(Records from a collection)
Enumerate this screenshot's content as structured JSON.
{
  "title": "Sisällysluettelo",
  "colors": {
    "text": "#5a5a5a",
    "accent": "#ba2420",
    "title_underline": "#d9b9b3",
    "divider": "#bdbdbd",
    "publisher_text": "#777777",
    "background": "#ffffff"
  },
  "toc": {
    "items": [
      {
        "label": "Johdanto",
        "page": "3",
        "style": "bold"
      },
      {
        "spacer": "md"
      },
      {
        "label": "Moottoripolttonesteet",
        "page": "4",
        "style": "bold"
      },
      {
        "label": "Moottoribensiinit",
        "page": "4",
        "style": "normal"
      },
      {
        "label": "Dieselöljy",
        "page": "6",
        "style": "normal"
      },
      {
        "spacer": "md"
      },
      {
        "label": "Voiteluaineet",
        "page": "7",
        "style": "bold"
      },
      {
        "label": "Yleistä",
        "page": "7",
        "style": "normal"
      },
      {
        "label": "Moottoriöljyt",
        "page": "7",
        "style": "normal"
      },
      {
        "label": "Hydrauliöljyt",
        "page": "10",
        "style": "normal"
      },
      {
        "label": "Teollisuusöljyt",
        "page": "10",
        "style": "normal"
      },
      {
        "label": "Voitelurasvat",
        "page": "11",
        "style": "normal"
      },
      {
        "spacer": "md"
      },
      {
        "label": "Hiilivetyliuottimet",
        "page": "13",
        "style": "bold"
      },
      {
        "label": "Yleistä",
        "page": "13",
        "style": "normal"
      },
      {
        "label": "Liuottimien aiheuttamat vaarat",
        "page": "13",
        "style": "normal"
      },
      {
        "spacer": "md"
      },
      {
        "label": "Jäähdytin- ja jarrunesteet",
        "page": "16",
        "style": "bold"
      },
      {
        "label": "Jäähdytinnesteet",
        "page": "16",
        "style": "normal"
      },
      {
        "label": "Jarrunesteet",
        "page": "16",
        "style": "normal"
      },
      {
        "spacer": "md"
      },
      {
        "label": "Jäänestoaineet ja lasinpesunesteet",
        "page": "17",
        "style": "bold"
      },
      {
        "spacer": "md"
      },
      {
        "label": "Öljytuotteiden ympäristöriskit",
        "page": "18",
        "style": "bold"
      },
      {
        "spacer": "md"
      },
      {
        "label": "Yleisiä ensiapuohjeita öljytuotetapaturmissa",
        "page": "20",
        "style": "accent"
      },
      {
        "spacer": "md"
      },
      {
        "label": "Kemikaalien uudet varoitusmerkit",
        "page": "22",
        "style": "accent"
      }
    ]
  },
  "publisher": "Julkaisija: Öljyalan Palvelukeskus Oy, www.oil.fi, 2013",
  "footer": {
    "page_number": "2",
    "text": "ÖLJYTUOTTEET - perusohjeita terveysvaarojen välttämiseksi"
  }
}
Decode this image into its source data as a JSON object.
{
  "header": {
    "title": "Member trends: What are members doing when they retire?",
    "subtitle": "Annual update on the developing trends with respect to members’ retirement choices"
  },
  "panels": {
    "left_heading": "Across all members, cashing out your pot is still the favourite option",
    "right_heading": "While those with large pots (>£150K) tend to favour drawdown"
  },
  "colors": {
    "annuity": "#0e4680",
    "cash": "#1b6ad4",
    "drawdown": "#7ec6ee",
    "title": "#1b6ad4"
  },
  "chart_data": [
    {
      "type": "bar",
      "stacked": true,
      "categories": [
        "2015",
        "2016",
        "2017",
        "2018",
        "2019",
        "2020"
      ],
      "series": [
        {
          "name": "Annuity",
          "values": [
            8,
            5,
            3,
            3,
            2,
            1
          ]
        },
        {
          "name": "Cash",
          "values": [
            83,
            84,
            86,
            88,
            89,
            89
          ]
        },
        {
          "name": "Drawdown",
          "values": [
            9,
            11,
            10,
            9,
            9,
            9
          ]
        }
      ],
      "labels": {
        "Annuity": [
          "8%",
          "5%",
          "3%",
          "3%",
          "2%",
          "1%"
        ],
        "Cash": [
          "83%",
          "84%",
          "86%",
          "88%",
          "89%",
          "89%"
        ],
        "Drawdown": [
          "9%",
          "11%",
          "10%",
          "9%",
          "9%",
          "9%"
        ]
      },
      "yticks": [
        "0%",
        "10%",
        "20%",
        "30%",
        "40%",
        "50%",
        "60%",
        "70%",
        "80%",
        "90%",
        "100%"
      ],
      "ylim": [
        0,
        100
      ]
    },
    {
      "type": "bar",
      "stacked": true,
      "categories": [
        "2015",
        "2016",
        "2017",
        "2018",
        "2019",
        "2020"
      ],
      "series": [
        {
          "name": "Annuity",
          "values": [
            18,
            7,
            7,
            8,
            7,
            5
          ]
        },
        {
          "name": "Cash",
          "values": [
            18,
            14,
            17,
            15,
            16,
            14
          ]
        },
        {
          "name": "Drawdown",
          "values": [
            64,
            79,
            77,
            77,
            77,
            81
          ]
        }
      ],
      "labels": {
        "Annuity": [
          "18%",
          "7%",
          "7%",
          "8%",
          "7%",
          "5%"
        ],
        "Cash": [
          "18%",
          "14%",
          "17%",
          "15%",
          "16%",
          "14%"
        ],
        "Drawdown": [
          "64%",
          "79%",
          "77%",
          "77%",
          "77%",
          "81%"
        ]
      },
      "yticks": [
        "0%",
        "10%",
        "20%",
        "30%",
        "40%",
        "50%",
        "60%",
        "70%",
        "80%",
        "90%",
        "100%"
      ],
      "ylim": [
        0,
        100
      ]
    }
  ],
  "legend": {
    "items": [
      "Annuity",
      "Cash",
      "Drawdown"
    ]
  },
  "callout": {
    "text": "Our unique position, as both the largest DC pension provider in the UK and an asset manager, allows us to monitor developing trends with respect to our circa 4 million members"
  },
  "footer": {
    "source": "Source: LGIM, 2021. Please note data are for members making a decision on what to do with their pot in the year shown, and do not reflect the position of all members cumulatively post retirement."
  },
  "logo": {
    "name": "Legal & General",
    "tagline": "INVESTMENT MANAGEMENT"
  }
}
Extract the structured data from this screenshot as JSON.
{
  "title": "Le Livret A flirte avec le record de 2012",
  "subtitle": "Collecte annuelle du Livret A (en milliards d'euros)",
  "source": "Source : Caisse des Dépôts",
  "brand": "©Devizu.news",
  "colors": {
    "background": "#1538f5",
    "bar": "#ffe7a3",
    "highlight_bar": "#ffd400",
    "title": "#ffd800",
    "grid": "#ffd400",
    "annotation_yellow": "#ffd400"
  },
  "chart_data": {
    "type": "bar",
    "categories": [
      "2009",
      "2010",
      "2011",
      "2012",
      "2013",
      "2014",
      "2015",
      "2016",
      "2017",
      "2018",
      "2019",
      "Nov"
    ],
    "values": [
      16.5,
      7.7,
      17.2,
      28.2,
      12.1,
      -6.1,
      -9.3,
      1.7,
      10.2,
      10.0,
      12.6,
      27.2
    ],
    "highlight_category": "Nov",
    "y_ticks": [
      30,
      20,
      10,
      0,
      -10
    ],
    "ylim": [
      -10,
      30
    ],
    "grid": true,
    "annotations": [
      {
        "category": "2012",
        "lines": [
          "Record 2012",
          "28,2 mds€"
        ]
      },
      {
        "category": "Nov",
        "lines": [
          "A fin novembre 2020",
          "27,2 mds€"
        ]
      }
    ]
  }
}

◆ **Problem details**
Copy the entries above exactly, leaving none out.

◆ **Solution for this exercise**
Enumerate this screenshot's content as structured JSON.
{
  "title": "Sisällysluettelo",
  "colors": {
    "text": "#5a5a5a",
    "accent": "#ba2420",
    "title_underline": "#d9b9b3",
    "divider": "#bdbdbd",
    "publisher_text": "#777777",
    "background": "#ffffff"
  },
  "toc": {
    "items": [
      {
        "label": "Johdanto",
        "page": "3",
        "style": "bold"
      },
      {
        "spacer": "md"
      },
      {
        "label": "Moottoripolttonesteet",
        "page": "4",
        "style": "bold"
      },
      {
        "label": "Moottoribensiinit",
        "page": "4",
        "style": "normal"
      },
      {
        "label": "Dieselöljy",
        "page": "6",
        "style": "normal"
      },
      {
        "spacer": "md"
      },
      {
        "label": "Voiteluaineet",
        "page": "7",
        "style": "bold"
      },
      {
        "label": "Yleistä",
        "page": "7",
        "style": "normal"
      },
      {
        "label": "Moottoriöljyt",
        "page": "7",
        "style": "normal"
      },
      {
        "label": "Hydrauliöljyt",
        "page": "10",
        "style": "normal"
      },
      {
        "label": "Teollisuusöljyt",
        "page": "10",
        "style": "normal"
      },
      {
        "label": "Voitelurasvat",
        "page": "11",
        "style": "normal"
      },
      {
        "spacer": "md"
      },
      {
        "label": "Hiilivetyliuottimet",
        "page": "13",
        "style": "bold"
      },
      {
        "label": "Yleistä",
        "page": "13",
        "style": "normal"
      },
      {
        "label": "Liuottimien aiheuttamat vaarat",
        "page": "13",
        "style": "normal"
      },
      {
        "spacer": "md"
      },
      {
        "label": "Jäähdytin- ja jarrunesteet",
        "page": "16",
        "style": "bold"
      },
      {
        "label": "Jäähdytinnesteet",
        "page": "16",
        "style": "normal"
      },
      {
        "label": "Jarrunesteet",
        "page": "16",
        "style": "normal"
      },
      {
        "spacer": "md"
      },
      {
        "label": "Jäänestoaineet ja lasinpesunesteet",
        "page": "17",
        "style": "bold"
      },
      {
        "spacer": "md"
      },
      {
        "label": "Öljytuotteiden ympäristöriskit",
        "page": "18",
        "style": "bold"
      },
      {
        "spacer": "md"
      },
      {
        "label": "Yleisiä ensiapuohjeita öljytuotetapaturmissa",
        "page": "20",
        "style": "accent"
      },
      {
        "spacer": "md"
      },
      {
        "label": "Kemikaalien uudet varoitusmerkit",
        "page": "22",
        "style": "accent"
      }
    ]
  },
  "publisher": "Julkaisija: Öljyalan Palvelukeskus Oy, www.oil.fi, 2013",
  "footer": {
    "page_number": "2",
    "text": "ÖLJYTUOTTEET - perusohjeita terveysvaarojen välttämiseksi"
  }
}
Decode this image into its source data as a JSON object.
{
  "header": {
    "title": "Member trends: What are members doing when they retire?",
    "subtitle": "Annual update on the developing trends with respect to members’ retirement choices"
  },
  "panels": {
    "left_heading": "Across all members, cashing out your pot is still the favourite option",
    "right_heading": "While those with large pots (>£150K) tend to favour drawdown"
  },
  "colors": {
    "annuity": "#0e4680",
    "cash": "#1b6ad4",
    "drawdown": "#7ec6ee",
    "title": "#1b6ad4"
  },
  "chart_data": [
    {
      "type": "bar",
      "stacked": true,
      "categories": [
        "2015",
        "2016",
        "2017",
        "2018",
        "2019",
        "2020"
      ],
      "series": [
        {
          "name": "Annuity",
          "values": [
            8,
            5,
            3,
            3,
            2,
            1
          ]
        },
        {
          "name": "Cash",
          "values": [
            83,
            84,
            86,
            88,
            89,
            89
          ]
        },
        {
          "name": "Drawdown",
          "values": [
            9,
            11,
            10,
            9,
            9,
            9
          ]
        }
      ],
      "labels": {
        "Annuity": [
          "8%",
          "5%",
          "3%",
          "3%",
          "2%",
          "1%"
        ],
        "Cash": [
          "83%",
          "84%",
          "86%",
          "88%",
          "89%",
          "89%"
        ],
        "Drawdown": [
          "9%",
          "11%",
          "10%",
          "9%",
          "9%",
          "9%"
        ]
      },
      "yticks": [
        "0%",
        "10%",
        "20%",
        "30%",
        "40%",
        "50%",
        "60%",
        "70%",
        "80%",
        "90%",
        "100%"
      ],
      "ylim": [
        0,
        100
      ]
    },
    {
      "type": "bar",
      "stacked": true,
      "categories": [
        "2015",
        "2016",
        "2017",
        "2018",
        "2019",
        "2020"
      ],
      "series": [
        {
          "name": "Annuity",
          "values": [
            18,
            7,
            7,
            8,
            7,
            5
          ]
        },
        {
          "name": "Cash",
          "values": [
            18,
            14,
            17,
            15,
            16,
            14
          ]
        },
        {
          "name": "Drawdown",
          "values": [
            64,
            79,
            77,
            77,
            77,
            81
          ]
        }
      ],
      "labels": {
        "Annuity": [
          "18%",
          "7%",
          "7%",
          "8%",
          "7%",
          "5%"
        ],
        "Cash": [
          "18%",
          "14%",
          "17%",
          "15%",
          "16%",
          "14%"
        ],
        "Drawdown": [
          "64%",
          "79%",
          "77%",
          "77%",
          "77%",
          "81%"
        ]
      },
      "yticks": [
        "0%",
        "10%",
        "20%",
        "30%",
        "40%",
        "50%",
        "60%",
        "70%",
        "80%",
        "90%",
        "100%"
      ],
      "ylim": [
        0,
        100
      ]
    }
  ],
  "legend": {
    "items": [
      "Annuity",
      "Cash",
      "Drawdown"
    ]
  },
  "callout": {
    "text": "Our unique position, as both the largest DC pension provider in the UK and an asset manager, allows us to monitor developing trends with respect to our circa 4 million members"
  },
  "footer": {
    "source": "Source: LGIM, 2021. Please note data are for members making a decision on what to do with their pot in the year shown, and do not reflect the position of all members cumulatively post retirement."
  },
  "logo": {
    "name": "Legal & General",
    "tagline": "INVESTMENT MANAGEMENT"
  }
}
Extract the structured data from this screenshot as JSON.
{
  "title": "Le Livret A flirte avec le record de 2012",
  "subtitle": "Collecte annuelle du Livret A (en milliards d'euros)",
  "source": "Source : Caisse des Dépôts",
  "brand": "©Devizu.news",
  "colors": {
    "background": "#1538f5",
    "bar": "#ffe7a3",
    "highlight_bar": "#ffd400",
    "title": "#ffd800",
    "grid": "#ffd400",
    "annotation_yellow": "#ffd400"
  },
  "chart_data": {
    "type": "bar",
    "categories": [
      "2009",
      "2010",
      "2011",
      "2012",
      "2013",
      "2014",
      "2015",
      "2016",
      "2017",
      "2018",
      "2019",
      "Nov"
    ],
    "values": [
      16.5,
      7.7,
      17.2,
      28.2,
      12.1,
      -6.1,
      -9.3,
      1.7,
      10.2,
      10.0,
      12.6,
      27.2
    ],
    "highlight_category": "Nov",
    "y_ticks": [
      30,
      20,
      10,
      0,
      -10
    ],
    "ylim": [
      -10,
      30
    ],
    "grid": true,
    "annotations": [
      {
        "category": "2012",
        "lines": [
          "Record 2012",
          "28,2 mds€"
        ]
      },
      {
        "category": "Nov",
        "lines": [
          "A fin novembre 2020",
          "27,2 mds€"
        ]
      }
    ]
  }
}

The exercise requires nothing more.